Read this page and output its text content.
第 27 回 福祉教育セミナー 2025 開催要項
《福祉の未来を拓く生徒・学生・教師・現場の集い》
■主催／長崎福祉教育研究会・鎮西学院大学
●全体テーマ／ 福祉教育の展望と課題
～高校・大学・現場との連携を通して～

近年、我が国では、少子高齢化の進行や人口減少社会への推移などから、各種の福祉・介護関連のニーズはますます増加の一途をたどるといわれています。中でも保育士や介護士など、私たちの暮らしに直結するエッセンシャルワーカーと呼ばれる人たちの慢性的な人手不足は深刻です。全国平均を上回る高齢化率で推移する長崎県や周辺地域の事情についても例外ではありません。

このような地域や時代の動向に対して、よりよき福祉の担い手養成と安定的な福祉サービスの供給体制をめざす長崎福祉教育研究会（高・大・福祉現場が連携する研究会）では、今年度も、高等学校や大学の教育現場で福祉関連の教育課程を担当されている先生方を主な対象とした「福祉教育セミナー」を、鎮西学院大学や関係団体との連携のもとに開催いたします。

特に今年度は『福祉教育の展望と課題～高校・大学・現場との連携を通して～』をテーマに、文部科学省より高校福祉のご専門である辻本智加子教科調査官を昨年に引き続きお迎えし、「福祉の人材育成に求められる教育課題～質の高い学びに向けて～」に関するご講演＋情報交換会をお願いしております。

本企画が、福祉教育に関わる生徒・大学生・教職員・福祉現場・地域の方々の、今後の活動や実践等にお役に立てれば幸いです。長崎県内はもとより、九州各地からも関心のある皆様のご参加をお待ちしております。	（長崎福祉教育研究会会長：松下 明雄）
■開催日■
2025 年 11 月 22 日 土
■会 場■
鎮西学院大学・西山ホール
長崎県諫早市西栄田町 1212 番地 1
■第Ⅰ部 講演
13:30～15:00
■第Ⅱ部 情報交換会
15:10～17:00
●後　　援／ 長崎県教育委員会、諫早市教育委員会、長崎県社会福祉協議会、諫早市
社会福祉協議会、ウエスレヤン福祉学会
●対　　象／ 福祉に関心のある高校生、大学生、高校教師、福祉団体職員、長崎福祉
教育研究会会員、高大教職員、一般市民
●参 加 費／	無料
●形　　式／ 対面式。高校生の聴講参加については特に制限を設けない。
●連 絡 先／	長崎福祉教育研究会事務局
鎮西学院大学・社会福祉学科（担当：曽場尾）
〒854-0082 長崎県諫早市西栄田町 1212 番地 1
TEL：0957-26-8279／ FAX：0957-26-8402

■ Exercise requirements:
How many lines in the listing above contain the string "福祉教育の展望と課題"? Answer with the number only.

■ Result below:
2